* EXERCISE REQUIREMENTS *
Search the data below for the string "Semantically". Extract every line that contains it.

Excerpt from a dataset:
□ □ □ □ □
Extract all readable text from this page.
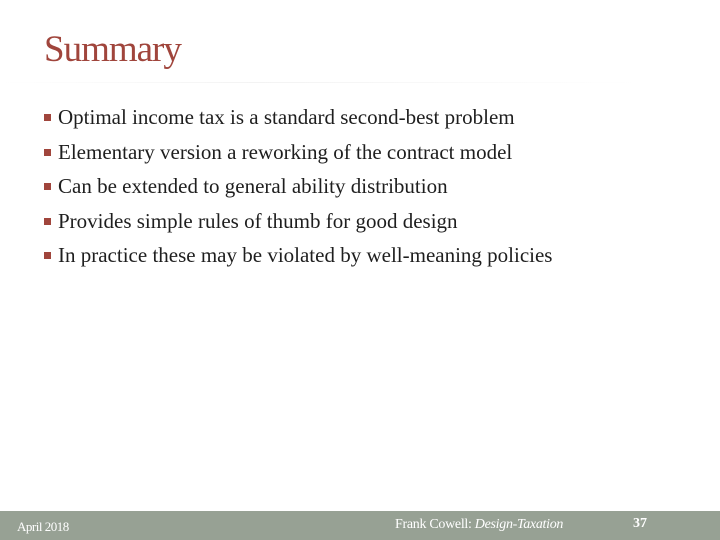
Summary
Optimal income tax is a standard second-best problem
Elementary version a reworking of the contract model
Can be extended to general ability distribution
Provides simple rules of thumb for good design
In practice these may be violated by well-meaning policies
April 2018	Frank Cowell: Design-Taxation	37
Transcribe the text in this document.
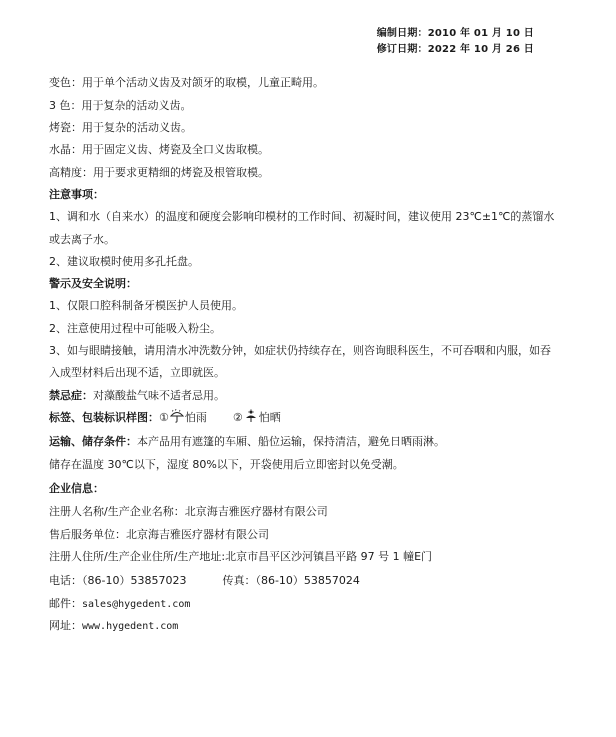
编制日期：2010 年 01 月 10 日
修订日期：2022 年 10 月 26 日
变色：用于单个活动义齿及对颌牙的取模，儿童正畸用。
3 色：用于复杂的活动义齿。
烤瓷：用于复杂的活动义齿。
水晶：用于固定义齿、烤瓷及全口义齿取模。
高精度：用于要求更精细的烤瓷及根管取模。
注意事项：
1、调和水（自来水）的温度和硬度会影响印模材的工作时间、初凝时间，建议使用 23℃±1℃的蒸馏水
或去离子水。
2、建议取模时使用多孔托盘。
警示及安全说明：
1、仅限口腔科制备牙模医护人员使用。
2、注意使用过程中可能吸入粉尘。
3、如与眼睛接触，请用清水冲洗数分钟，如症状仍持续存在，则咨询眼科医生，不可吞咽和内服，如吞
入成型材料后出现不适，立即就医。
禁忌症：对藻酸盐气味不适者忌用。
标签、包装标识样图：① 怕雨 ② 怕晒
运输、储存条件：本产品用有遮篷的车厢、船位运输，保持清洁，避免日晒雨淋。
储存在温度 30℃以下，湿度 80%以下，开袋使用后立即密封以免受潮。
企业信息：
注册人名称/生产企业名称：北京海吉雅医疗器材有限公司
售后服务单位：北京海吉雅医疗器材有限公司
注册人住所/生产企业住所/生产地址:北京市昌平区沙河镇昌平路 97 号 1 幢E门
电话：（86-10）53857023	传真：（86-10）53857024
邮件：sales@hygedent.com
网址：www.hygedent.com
□ □ □ □ □
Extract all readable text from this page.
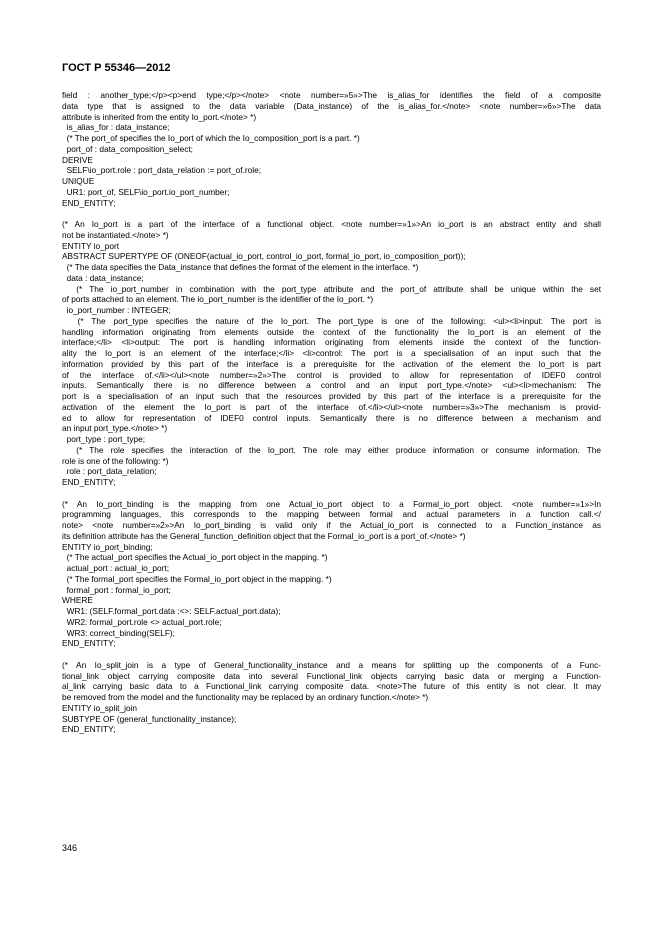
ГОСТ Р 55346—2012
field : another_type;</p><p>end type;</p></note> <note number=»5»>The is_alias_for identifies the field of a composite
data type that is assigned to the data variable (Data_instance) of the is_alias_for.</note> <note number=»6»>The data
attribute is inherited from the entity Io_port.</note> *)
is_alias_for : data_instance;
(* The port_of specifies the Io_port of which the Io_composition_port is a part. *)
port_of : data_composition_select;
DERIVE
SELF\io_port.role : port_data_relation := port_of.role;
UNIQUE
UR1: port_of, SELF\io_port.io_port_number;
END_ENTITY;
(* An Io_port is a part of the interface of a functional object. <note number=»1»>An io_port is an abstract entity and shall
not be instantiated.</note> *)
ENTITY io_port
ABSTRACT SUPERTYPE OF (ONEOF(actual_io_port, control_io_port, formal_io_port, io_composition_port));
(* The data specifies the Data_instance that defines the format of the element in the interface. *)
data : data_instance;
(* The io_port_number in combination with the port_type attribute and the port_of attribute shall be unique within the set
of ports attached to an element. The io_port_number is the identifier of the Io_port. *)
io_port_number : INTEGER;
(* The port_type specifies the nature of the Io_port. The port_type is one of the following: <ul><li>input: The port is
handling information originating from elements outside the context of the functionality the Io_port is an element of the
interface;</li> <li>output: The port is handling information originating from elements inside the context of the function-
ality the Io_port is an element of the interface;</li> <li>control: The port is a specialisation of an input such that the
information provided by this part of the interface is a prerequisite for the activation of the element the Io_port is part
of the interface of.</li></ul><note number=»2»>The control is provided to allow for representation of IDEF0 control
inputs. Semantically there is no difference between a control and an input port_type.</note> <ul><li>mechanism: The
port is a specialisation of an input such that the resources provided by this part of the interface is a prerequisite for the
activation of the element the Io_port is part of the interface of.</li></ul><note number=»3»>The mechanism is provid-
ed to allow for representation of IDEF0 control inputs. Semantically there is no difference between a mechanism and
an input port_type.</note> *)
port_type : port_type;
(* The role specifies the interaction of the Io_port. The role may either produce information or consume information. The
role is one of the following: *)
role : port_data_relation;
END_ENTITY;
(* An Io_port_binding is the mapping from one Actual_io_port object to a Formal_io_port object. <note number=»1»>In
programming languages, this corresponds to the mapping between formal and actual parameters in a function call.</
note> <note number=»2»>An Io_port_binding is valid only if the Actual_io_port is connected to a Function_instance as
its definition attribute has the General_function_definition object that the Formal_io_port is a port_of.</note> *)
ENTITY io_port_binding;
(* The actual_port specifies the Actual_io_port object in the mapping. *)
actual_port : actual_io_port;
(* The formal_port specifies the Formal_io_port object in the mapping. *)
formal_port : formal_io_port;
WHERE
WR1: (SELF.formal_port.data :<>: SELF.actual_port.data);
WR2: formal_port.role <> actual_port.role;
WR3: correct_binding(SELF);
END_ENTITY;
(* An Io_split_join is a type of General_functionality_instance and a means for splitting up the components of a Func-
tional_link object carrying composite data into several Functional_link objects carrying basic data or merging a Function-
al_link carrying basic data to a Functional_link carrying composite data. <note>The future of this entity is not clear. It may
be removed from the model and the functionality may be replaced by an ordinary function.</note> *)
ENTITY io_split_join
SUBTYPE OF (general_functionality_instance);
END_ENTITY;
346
□ □ □ □ □
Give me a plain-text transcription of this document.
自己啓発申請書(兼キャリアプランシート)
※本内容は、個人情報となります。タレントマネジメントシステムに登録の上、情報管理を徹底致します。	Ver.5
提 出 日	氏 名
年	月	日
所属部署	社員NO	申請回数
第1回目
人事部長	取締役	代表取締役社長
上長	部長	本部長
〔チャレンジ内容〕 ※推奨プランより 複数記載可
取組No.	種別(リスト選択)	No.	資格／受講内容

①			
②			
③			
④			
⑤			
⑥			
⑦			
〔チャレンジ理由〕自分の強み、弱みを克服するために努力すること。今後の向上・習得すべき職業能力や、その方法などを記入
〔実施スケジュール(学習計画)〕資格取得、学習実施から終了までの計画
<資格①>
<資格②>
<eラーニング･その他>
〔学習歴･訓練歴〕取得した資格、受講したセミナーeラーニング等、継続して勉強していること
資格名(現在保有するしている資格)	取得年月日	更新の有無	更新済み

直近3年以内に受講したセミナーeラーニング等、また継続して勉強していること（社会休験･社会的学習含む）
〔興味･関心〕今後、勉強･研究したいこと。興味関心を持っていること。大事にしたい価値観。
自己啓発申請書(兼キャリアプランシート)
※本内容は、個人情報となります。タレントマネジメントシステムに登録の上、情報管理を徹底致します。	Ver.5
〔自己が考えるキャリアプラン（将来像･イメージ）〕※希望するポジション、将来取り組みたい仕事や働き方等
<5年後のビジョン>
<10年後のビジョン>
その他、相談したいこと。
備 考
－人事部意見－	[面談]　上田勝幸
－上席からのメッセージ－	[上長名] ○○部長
□ □ □ □ □
* COMPLETE ANSWER *
inputs. Semantically there is no difference between a control and an input port_type.</note> <ul><li>mechanism: The
ed to allow for representation of IDEF0 control inputs. Semantically there is no difference between a mechanism and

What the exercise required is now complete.